* REQUIRED WORK
The message that follows, about how a diagnostic command's help text gets its default values, includes a constructor. List the name strings given first in that constructor for each of its options and arguments.

* PROVIDED PASSAGE
■ ■ ■ ■ ■ ■ ■

On Mon, 15 Jan 2024 01:29:47 GMT, David Holmes <[email protected]> wrote:
>> The default value for the argument is what gets displayed in the help text.
>> For example:
>>
>>
>> ThreadDumpToFileDCmd::ThreadDumpToFileDCmd(outputStream* output, bool heap) :
>> DCmdWithParser(output, heap),
>> _overwrite("-overwrite", "May overwrite existing file", "BOOLEAN", false,
>> "false"),
>> _format("-format", "Output format ("plain" or "json")", "STRING", false,
>> "plain"),
>> _filepath("filepath", "The file path to the output file", "STRING", true) {
>> _dcmdparser.add_dcmd_option(&_overwrite);
>> _dcmdparser.add_dcmd_option(&_format);
>> _dcmdparser.add_dcmd_argument(&_filepath);
>> }
>>
>>
>> And the help text:
>>
>>
>> Options: (options must be specified using the <key> or <key>=<value> syntax)
>> -overwrite : [optional] May overwrite existing file (BOOLEAN, false)
>> -format : [optional] Output format ("plain" or "json") (STRING, plain)
>>
>>
>> The help output that indicates that "plain" is the default format comes from
>> the intialization of the _format argument. There is no separate help text.

■ ■ ■ ■ ■ ■ ■

Dataset items:
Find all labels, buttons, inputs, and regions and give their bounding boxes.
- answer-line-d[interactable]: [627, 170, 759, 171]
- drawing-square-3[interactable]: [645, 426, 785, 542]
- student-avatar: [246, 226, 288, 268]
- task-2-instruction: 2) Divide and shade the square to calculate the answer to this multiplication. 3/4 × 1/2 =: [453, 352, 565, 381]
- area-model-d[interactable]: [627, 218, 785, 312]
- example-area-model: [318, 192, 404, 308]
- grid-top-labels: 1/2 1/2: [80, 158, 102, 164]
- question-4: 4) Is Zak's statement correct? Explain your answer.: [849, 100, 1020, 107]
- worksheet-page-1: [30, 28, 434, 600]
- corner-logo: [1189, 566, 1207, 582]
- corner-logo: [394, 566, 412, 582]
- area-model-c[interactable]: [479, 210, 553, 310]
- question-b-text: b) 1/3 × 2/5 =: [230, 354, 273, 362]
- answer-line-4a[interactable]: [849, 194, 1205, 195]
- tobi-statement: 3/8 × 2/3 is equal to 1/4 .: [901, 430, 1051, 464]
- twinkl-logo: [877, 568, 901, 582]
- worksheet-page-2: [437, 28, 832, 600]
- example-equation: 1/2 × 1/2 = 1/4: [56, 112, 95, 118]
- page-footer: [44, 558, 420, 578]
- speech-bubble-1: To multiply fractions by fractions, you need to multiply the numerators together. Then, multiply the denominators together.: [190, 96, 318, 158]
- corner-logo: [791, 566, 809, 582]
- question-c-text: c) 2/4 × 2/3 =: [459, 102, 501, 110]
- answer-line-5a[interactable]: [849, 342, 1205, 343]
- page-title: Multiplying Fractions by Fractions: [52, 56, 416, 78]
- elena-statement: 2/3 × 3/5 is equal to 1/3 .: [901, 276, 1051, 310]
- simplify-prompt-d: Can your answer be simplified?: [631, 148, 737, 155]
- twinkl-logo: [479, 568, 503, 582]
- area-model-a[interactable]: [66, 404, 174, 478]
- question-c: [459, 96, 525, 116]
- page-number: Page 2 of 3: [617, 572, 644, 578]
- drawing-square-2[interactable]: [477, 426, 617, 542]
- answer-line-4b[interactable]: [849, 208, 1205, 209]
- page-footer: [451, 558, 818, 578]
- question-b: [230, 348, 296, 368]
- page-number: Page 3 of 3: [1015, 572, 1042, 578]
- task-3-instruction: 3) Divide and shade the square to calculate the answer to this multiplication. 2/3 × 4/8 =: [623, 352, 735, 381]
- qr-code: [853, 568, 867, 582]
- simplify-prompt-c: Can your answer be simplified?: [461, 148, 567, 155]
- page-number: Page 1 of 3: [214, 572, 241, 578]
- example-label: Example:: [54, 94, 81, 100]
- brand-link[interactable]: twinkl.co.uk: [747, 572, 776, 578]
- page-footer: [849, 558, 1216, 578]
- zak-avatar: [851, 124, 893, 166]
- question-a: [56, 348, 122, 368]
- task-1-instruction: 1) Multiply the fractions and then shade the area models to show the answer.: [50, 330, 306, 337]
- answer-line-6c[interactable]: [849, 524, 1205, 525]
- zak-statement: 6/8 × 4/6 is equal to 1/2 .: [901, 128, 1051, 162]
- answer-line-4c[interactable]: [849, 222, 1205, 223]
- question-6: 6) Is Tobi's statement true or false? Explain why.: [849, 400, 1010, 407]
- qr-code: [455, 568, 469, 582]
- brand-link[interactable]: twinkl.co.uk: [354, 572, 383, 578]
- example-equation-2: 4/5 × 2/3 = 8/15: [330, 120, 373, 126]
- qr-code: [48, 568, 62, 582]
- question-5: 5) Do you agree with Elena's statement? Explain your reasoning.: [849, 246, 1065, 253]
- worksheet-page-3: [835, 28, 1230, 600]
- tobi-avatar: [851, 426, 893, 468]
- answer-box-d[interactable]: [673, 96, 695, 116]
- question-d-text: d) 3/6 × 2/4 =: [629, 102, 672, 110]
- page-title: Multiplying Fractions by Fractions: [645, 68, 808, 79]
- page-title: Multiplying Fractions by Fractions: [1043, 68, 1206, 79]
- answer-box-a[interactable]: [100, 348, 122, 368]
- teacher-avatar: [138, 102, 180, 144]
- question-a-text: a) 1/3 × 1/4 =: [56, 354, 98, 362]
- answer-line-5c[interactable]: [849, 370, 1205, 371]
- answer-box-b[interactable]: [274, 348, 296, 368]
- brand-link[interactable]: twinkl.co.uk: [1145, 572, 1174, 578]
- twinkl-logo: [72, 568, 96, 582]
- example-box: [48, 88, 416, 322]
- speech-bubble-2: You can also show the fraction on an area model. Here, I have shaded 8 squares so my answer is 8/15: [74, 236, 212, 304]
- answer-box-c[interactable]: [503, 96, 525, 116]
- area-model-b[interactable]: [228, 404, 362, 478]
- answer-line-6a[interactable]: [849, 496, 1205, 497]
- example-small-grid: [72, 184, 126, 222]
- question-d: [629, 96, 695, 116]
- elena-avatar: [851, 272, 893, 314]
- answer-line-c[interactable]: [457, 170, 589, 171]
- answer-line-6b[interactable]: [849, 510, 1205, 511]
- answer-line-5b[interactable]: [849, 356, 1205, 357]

■ ■ ■ ■ ■ ■ ■

* WRITTEN RESPONSE
- -overwrite
- -format
- filepath